Given text
Gasoline consumption over the past four weeks has averaged 8.374 million barrels per day (bpd), 2.5 percent above the same period last year, while jet fuel demand has averaged 9 percent below last year, according to the U.S. Department of Energy.
The robust gasoline demand, bolstered by the increasing popularity of gas-guzzling Sport Utility Vehicles (SUVs), mostly mild winter weather and lower pump prices, has helped boost petroleum prices, hit by the economic recession and low home heating oil use.
``Gasoline demand has been a very strong element,'' said John Cogan, downstream analyst at DOE's Energy Information Administration, which expects U.S. gasoline demand in 2002 to average 2.4 percent higher than last year, even as demand for other products declines.
``The fact that Americans are still buying SUVs suggests that gasoline demand will continue to be strong in the coming years,'' said ESAI's Brady. Light truck buying soared in the months after the Sept. 11 attacks when automobile dealers offered financing deals.
Supply reports released by the EIA and American Petroleum Institute (API) for last week each showed large declines in U.S. gasoline stockpiles, with the EIA report showing a decline of 1.1 million barrels during the week ended Friday, Feb. 22, and the API showing a decline of 2.1 million barrels.
Boilermaker;
I did my part for the OPEC cause yesterday, bought a 96 Blazer to eventually replace my 92 Taurus. Actually my wife won't let me use her SUV anymore because of my alleged auto abuse tendencies. The Taurus still runs fine but it won't pull my trailer. Fill your tank now prices are headed up very soon.

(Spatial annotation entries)
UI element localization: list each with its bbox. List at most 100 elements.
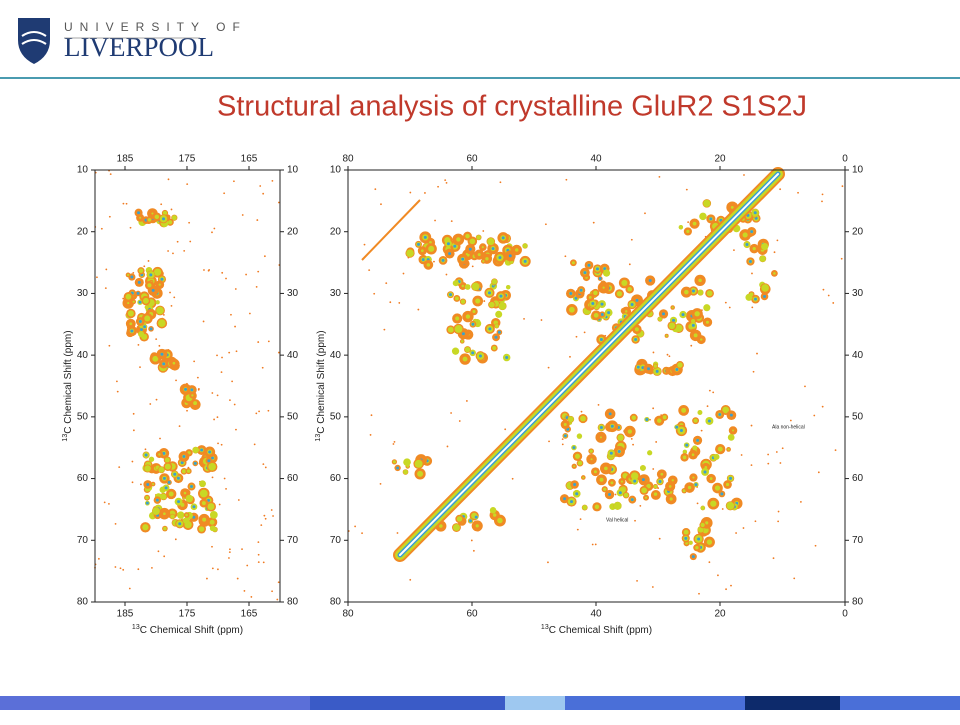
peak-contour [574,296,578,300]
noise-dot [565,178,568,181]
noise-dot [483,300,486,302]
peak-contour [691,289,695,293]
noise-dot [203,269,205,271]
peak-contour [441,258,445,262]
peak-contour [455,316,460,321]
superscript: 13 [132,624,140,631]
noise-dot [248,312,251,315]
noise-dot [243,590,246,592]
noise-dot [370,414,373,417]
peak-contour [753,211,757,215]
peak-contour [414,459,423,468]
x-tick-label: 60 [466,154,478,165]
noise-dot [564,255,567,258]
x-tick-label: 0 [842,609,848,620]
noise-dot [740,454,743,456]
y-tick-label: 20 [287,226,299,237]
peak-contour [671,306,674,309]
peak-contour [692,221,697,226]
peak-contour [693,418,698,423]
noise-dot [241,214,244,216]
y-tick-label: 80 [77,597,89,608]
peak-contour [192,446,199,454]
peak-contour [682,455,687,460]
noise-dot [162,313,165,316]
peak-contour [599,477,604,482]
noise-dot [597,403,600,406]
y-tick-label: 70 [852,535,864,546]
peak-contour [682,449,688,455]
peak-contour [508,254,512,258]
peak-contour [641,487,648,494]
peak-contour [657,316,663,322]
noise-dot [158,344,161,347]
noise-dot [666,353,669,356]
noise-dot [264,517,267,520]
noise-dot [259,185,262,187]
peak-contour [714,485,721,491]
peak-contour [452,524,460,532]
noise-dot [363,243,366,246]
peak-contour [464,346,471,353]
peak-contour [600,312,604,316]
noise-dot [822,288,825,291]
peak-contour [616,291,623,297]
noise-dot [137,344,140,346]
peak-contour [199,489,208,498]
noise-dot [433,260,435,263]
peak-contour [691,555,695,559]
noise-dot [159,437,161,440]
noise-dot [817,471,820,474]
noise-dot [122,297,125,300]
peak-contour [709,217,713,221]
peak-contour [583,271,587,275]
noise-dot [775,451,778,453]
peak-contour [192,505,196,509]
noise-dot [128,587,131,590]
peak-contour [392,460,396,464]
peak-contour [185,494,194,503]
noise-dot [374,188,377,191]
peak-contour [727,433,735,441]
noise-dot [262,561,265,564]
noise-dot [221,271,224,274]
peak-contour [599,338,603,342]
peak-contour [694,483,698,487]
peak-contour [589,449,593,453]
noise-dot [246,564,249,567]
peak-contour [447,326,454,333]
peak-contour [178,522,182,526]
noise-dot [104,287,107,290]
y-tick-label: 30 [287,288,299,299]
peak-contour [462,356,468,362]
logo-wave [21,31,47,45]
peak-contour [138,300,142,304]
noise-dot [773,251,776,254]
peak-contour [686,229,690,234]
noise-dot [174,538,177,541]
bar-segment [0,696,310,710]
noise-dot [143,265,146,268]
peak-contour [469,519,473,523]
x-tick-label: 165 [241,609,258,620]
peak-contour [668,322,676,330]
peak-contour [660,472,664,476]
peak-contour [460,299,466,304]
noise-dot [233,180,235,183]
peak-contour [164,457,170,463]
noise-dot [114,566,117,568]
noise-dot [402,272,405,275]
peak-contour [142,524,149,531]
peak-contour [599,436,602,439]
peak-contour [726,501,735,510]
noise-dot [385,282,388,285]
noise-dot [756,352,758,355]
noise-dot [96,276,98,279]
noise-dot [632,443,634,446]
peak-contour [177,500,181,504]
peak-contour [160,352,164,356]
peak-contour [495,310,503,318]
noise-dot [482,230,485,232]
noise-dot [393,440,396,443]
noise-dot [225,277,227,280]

Tasks
a: Repeat word for word the part of the gasoline demand text that opens with "Gasoline consumption over" and closes with "Department of Energy.".
b: Write what comes next in the gasoline demand text, picking up after its last sentence.

Results of the tasks
a:
Gasoline consumption over the past four weeks has averaged 8.374 million barrels per day (bpd), 2.5 percent above the same period last year, while jet fuel demand has averaged 9 percent below last year, according to the U.S. Department of Energy.

b:
Solomon Weaver
(02/27/02; 15:53:05MT - usagold.com msg#: 70852)
All that glitters is not gold.....all those who wander are not lost.
Mr Anduril has no harsh words for silver.....he simply loves the sport of taking a stance on an easy theme...gold, by and large and in the long run is the king.....but today, the ratio is meaningless because the "prices" of both metals are sold short by leasing.
Silver, for the japanese housewife who has a pick-up truck might still be a worthy investment....but she will have a hard time finding a bank that will get her the material.
What makes silver unique today is that it was removed as coin (creating massive inventories) just about the time the world moved to needing a lot of silver for industry.
The official silver count today comes out to about 1 year of global production.....the official gold count is about 50 years of today's production.....simply noted....as gold begins to move in price, there is plenty of gold to move to new owners.....but with silver there is really not enough left around to make an honest market with.
Silver has experienced a much lower level of "positive" investment demand than gold. One very important point is that the gold and silver carry trades (leasing) although they have driven the price of both metals down, are actually massive expressions of "investment demand"....why do I say this? The metal moves in reaction to an investment intention...(lease and sell short)...that appears as a supply excess...but creates a future buy demand.
I noticed in today's paper that a Hong Kong Tycoon will invest $750 million in Global Crossing Asia. This is about the same amount of money that Mr. Buffet spent on silver in 1997. Back then, with vault silver in the region of 1 billion ounces, Mr. Buffet was only able to take delivery on a little more than half of what he bought (the rest had to be rolled into leases). Now, 5 years later, with 500-800 million ounces of silver left around, what would happen if someone tried to buy $500 million worth of silver and take delivery?
Anduril....please continue to debate us about silver...but make no wagers on that ratio....because we are in a very unique situation....and if ANY demand from the small guy for silver comes back....well.
POS
uponroof
(02/27/02; 15:40:28MT - usagold.com msg#: 70851)
Greenspan's Testimony in full.....
http://inside.c-spanarchives.org:8080/cspan/cspan.csp?command=dschedule
CSPAN 8:55 est tonight.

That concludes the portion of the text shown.